* [GOAL]
Leave out any pictures and transcribe all other data below exactly.

* [SOURCE MATERIAL]
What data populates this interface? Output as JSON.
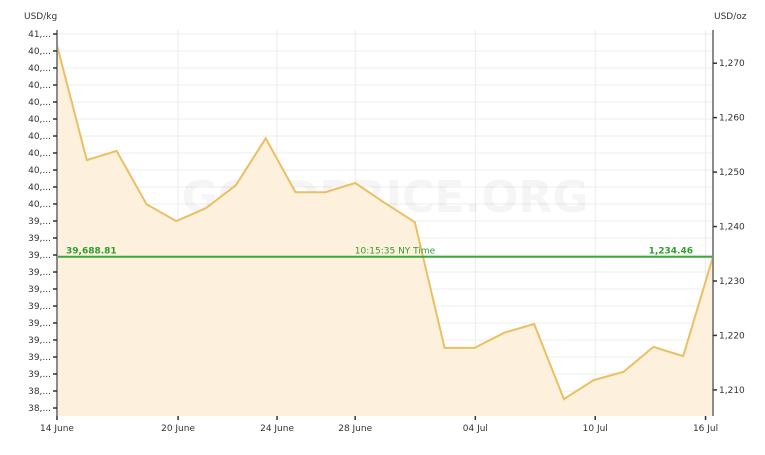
{
  "chart_data": {
    "type": "area",
    "watermark": "GOLDPRICE.ORG",
    "left_axis": {
      "label": "USD/kg",
      "tick_labels": [
        "41,...",
        "40,...",
        "40,...",
        "40,...",
        "40,...",
        "40,...",
        "40,...",
        "40,...",
        "40,...",
        "40,...",
        "40,...",
        "39,...",
        "39,...",
        "39,...",
        "39,...",
        "39,...",
        "39,...",
        "39,...",
        "39,...",
        "39,...",
        "39,...",
        "38,...",
        "38,..."
      ]
    },
    "right_axis": {
      "label": "USD/oz",
      "ticks": [
        1270,
        1260,
        1250,
        1240,
        1230,
        1220,
        1210
      ],
      "tick_labels": [
        "1,270",
        "1,260",
        "1,250",
        "1,240",
        "1,230",
        "1,220",
        "1,210"
      ],
      "ylim": [
        1205.2,
        1276.1
      ]
    },
    "x_axis": {
      "ticks": [
        {
          "label": "14 June",
          "index": 0
        },
        {
          "label": "20 June",
          "index": 4.06
        },
        {
          "label": "24 June",
          "index": 7.38
        },
        {
          "label": "28 June",
          "index": 10.0
        },
        {
          "label": "04 Jul",
          "index": 14.03
        },
        {
          "label": "10 Jul",
          "index": 18.05
        },
        {
          "label": "16 Jul",
          "index": 21.75
        }
      ],
      "xlim": [
        0,
        22
      ]
    },
    "series": [
      {
        "values": [
          1273.3,
          1252.2,
          1253.9,
          1244.1,
          1241.0,
          1243.4,
          1247.6,
          1256.2,
          1246.3,
          1246.3,
          1248.0,
          1244.3,
          1240.8,
          1217.7,
          1217.7,
          1220.5,
          1222.1,
          1208.3,
          1211.8,
          1213.3,
          1217.9,
          1216.2,
          1234.46
        ]
      }
    ],
    "current_price": {
      "usd_kg_label": "39,688.81",
      "usd_oz_label": "1,234.46",
      "usd_oz": 1234.46,
      "time_label": "10:15:35 NY Time"
    },
    "grid": true,
    "colors": {
      "line": "#e9c063",
      "fill": "#fdf0dc",
      "current_line": "#3aa83a",
      "current_text": "#2f9e2f",
      "grid": "#ececec",
      "axis": "#8a8a8a"
    }
  }
}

* [ANSWER TO THIS EXERCISE]
What data populates this interface? Output as JSON.
{
  "chart_data": {
    "type": "area",
    "watermark": "GOLDPRICE.ORG",
    "left_axis": {
      "label": "USD/kg",
      "tick_labels": [
        "41,...",
        "40,...",
        "40,...",
        "40,...",
        "40,...",
        "40,...",
        "40,...",
        "40,...",
        "40,...",
        "40,...",
        "40,...",
        "39,...",
        "39,...",
        "39,...",
        "39,...",
        "39,...",
        "39,...",
        "39,...",
        "39,...",
        "39,...",
        "39,...",
        "38,...",
        "38,..."
      ]
    },
    "right_axis": {
      "label": "USD/oz",
      "ticks": [
        1270,
        1260,
        1250,
        1240,
        1230,
        1220,
        1210
      ],
      "tick_labels": [
        "1,270",
        "1,260",
        "1,250",
        "1,240",
        "1,230",
        "1,220",
        "1,210"
      ],
      "ylim": [
        1205.2,
        1276.1
      ]
    },
    "x_axis": {
      "ticks": [
        {
          "label": "14 June",
          "index": 0
        },
        {
          "label": "20 June",
          "index": 4.06
        },
        {
          "label": "24 June",
          "index": 7.38
        },
        {
          "label": "28 June",
          "index": 10.0
        },
        {
          "label": "04 Jul",
          "index": 14.03
        },
        {
          "label": "10 Jul",
          "index": 18.05
        },
        {
          "label": "16 Jul",
          "index": 21.75
        }
      ],
      "xlim": [
        0,
        22
      ]
    },
    "series": [
      {
        "values": [
          1273.3,
          1252.2,
          1253.9,
          1244.1,
          1241.0,
          1243.4,
          1247.6,
          1256.2,
          1246.3,
          1246.3,
          1248.0,
          1244.3,
          1240.8,
          1217.7,
          1217.7,
          1220.5,
          1222.1,
          1208.3,
          1211.8,
          1213.3,
          1217.9,
          1216.2,
          1234.46
        ]
      }
    ],
    "current_price": {
      "usd_kg_label": "39,688.81",
      "usd_oz_label": "1,234.46",
      "usd_oz": 1234.46,
      "time_label": "10:15:35 NY Time"
    },
    "grid": true,
    "colors": {
      "line": "#e9c063",
      "fill": "#fdf0dc",
      "current_line": "#3aa83a",
      "current_text": "#2f9e2f",
      "grid": "#ececec",
      "axis": "#8a8a8a"
    }
  }
}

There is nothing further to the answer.